- [LISTED RECORDS]:

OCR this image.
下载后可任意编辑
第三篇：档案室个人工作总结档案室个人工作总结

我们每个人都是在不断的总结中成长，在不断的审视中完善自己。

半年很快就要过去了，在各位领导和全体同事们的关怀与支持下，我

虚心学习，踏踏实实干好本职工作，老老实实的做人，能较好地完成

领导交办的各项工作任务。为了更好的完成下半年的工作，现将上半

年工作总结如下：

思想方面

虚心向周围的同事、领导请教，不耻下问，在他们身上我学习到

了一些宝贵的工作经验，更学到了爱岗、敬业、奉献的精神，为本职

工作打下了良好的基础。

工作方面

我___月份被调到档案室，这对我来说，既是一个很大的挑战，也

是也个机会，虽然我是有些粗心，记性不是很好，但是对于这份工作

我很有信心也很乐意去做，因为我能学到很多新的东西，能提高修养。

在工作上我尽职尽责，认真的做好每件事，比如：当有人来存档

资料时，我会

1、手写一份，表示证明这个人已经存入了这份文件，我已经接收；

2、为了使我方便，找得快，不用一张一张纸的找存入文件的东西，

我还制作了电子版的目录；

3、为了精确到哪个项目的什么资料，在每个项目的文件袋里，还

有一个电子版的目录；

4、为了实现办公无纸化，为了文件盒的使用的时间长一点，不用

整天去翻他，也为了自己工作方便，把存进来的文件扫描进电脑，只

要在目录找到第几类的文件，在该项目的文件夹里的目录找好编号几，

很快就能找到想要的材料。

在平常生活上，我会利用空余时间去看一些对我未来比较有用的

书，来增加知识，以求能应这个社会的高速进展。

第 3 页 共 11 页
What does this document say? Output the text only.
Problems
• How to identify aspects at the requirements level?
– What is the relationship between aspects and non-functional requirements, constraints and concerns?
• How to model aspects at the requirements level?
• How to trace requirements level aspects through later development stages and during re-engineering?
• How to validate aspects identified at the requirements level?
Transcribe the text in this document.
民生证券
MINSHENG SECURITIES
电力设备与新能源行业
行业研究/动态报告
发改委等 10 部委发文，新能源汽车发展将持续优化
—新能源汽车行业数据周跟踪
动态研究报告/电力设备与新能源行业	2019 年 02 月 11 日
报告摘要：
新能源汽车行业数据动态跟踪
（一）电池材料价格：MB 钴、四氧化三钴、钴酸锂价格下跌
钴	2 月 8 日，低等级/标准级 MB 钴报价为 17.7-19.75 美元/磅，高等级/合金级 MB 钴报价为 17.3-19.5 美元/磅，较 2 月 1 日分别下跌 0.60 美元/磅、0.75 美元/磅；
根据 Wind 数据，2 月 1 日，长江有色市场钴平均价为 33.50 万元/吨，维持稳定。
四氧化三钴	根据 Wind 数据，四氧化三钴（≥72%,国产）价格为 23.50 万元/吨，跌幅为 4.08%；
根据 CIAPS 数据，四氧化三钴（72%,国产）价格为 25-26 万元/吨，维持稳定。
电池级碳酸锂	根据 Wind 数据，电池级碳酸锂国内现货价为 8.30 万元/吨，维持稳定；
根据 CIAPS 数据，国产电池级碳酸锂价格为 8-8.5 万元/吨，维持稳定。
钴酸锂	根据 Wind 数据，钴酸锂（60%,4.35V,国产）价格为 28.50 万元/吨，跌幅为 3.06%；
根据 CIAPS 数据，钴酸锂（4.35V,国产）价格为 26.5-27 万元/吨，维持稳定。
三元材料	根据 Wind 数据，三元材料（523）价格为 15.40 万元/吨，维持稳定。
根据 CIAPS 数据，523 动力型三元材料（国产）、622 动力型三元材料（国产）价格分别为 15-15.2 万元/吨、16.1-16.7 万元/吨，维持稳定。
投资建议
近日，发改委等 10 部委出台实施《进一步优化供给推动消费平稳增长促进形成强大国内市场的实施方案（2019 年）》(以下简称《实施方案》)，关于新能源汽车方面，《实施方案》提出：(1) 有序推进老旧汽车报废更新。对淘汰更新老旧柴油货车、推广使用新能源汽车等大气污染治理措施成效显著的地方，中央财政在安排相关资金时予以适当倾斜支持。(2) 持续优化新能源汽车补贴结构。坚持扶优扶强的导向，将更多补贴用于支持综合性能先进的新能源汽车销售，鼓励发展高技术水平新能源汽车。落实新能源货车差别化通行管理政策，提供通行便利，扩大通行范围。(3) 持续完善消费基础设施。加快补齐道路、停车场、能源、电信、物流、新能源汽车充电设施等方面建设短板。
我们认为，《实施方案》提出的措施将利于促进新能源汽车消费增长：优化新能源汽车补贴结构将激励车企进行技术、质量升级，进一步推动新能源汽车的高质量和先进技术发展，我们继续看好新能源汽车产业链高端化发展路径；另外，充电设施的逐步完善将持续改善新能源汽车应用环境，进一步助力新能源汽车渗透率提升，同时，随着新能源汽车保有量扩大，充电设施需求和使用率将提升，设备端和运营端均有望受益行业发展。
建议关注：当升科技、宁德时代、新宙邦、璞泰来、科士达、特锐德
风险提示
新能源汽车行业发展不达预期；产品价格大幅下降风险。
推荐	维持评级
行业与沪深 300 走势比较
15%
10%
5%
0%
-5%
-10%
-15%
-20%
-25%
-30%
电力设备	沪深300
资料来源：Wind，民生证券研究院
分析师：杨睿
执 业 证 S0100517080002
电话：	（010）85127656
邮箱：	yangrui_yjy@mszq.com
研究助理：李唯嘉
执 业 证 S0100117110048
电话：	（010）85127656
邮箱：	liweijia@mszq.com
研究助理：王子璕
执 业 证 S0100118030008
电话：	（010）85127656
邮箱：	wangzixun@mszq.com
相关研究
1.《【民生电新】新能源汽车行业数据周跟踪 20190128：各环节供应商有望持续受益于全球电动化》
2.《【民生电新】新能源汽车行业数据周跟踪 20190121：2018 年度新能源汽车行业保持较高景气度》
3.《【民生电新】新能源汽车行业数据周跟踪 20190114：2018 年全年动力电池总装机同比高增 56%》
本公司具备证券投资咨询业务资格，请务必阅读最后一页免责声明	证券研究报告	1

- [OBJECTIVE]:
Above are the records; retype them all without a single difference.

- [EXERCISE RESPONSE]:
OCR this image.
下载后可任意编辑
第三篇：档案室个人工作总结档案室个人工作总结

我们每个人都是在不断的总结中成长，在不断的审视中完善自己。

半年很快就要过去了，在各位领导和全体同事们的关怀与支持下，我

虚心学习，踏踏实实干好本职工作，老老实实的做人，能较好地完成

领导交办的各项工作任务。为了更好的完成下半年的工作，现将上半

年工作总结如下：

思想方面

虚心向周围的同事、领导请教，不耻下问，在他们身上我学习到

了一些宝贵的工作经验，更学到了爱岗、敬业、奉献的精神，为本职

工作打下了良好的基础。

工作方面

我___月份被调到档案室，这对我来说，既是一个很大的挑战，也

是也个机会，虽然我是有些粗心，记性不是很好，但是对于这份工作

我很有信心也很乐意去做，因为我能学到很多新的东西，能提高修养。

在工作上我尽职尽责，认真的做好每件事，比如：当有人来存档

资料时，我会

1、手写一份，表示证明这个人已经存入了这份文件，我已经接收；

2、为了使我方便，找得快，不用一张一张纸的找存入文件的东西，

我还制作了电子版的目录；

3、为了精确到哪个项目的什么资料，在每个项目的文件袋里，还

有一个电子版的目录；

4、为了实现办公无纸化，为了文件盒的使用的时间长一点，不用

整天去翻他，也为了自己工作方便，把存进来的文件扫描进电脑，只

要在目录找到第几类的文件，在该项目的文件夹里的目录找好编号几，

很快就能找到想要的材料。

在平常生活上，我会利用空余时间去看一些对我未来比较有用的

书，来增加知识，以求能应这个社会的高速进展。

第 3 页 共 11 页
What does this document say? Output the text only.
Problems
• How to identify aspects at the requirements level?
– What is the relationship between aspects and non-functional requirements, constraints and concerns?
• How to model aspects at the requirements level?
• How to trace requirements level aspects through later development stages and during re-engineering?
• How to validate aspects identified at the requirements level?
Transcribe the text in this document.
民生证券
MINSHENG SECURITIES
电力设备与新能源行业
行业研究/动态报告
发改委等 10 部委发文，新能源汽车发展将持续优化
—新能源汽车行业数据周跟踪
动态研究报告/电力设备与新能源行业	2019 年 02 月 11 日
报告摘要：
新能源汽车行业数据动态跟踪
（一）电池材料价格：MB 钴、四氧化三钴、钴酸锂价格下跌
钴	2 月 8 日，低等级/标准级 MB 钴报价为 17.7-19.75 美元/磅，高等级/合金级 MB 钴报价为 17.3-19.5 美元/磅，较 2 月 1 日分别下跌 0.60 美元/磅、0.75 美元/磅；
根据 Wind 数据，2 月 1 日，长江有色市场钴平均价为 33.50 万元/吨，维持稳定。
四氧化三钴	根据 Wind 数据，四氧化三钴（≥72%,国产）价格为 23.50 万元/吨，跌幅为 4.08%；
根据 CIAPS 数据，四氧化三钴（72%,国产）价格为 25-26 万元/吨，维持稳定。
电池级碳酸锂	根据 Wind 数据，电池级碳酸锂国内现货价为 8.30 万元/吨，维持稳定；
根据 CIAPS 数据，国产电池级碳酸锂价格为 8-8.5 万元/吨，维持稳定。
钴酸锂	根据 Wind 数据，钴酸锂（60%,4.35V,国产）价格为 28.50 万元/吨，跌幅为 3.06%；
根据 CIAPS 数据，钴酸锂（4.35V,国产）价格为 26.5-27 万元/吨，维持稳定。
三元材料	根据 Wind 数据，三元材料（523）价格为 15.40 万元/吨，维持稳定。
根据 CIAPS 数据，523 动力型三元材料（国产）、622 动力型三元材料（国产）价格分别为 15-15.2 万元/吨、16.1-16.7 万元/吨，维持稳定。
投资建议
近日，发改委等 10 部委出台实施《进一步优化供给推动消费平稳增长促进形成强大国内市场的实施方案（2019 年）》(以下简称《实施方案》)，关于新能源汽车方面，《实施方案》提出：(1) 有序推进老旧汽车报废更新。对淘汰更新老旧柴油货车、推广使用新能源汽车等大气污染治理措施成效显著的地方，中央财政在安排相关资金时予以适当倾斜支持。(2) 持续优化新能源汽车补贴结构。坚持扶优扶强的导向，将更多补贴用于支持综合性能先进的新能源汽车销售，鼓励发展高技术水平新能源汽车。落实新能源货车差别化通行管理政策，提供通行便利，扩大通行范围。(3) 持续完善消费基础设施。加快补齐道路、停车场、能源、电信、物流、新能源汽车充电设施等方面建设短板。
我们认为，《实施方案》提出的措施将利于促进新能源汽车消费增长：优化新能源汽车补贴结构将激励车企进行技术、质量升级，进一步推动新能源汽车的高质量和先进技术发展，我们继续看好新能源汽车产业链高端化发展路径；另外，充电设施的逐步完善将持续改善新能源汽车应用环境，进一步助力新能源汽车渗透率提升，同时，随着新能源汽车保有量扩大，充电设施需求和使用率将提升，设备端和运营端均有望受益行业发展。
建议关注：当升科技、宁德时代、新宙邦、璞泰来、科士达、特锐德
风险提示
新能源汽车行业发展不达预期；产品价格大幅下降风险。
推荐	维持评级
行业与沪深 300 走势比较
15%
10%
5%
0%
-5%
-10%
-15%
-20%
-25%
-30%
电力设备	沪深300
资料来源：Wind，民生证券研究院
分析师：杨睿
执 业 证 S0100517080002
电话：	（010）85127656
邮箱：	yangrui_yjy@mszq.com
研究助理：李唯嘉
执 业 证 S0100117110048
电话：	（010）85127656
邮箱：	liweijia@mszq.com
研究助理：王子璕
执 业 证 S0100118030008
电话：	（010）85127656
邮箱：	wangzixun@mszq.com
相关研究
1.《【民生电新】新能源汽车行业数据周跟踪 20190128：各环节供应商有望持续受益于全球电动化》
2.《【民生电新】新能源汽车行业数据周跟踪 20190121：2018 年度新能源汽车行业保持较高景气度》
3.《【民生电新】新能源汽车行业数据周跟踪 20190114：2018 年全年动力电池总装机同比高增 56%》
本公司具备证券投资咨询业务资格，请务必阅读最后一页免责声明	证券研究报告	1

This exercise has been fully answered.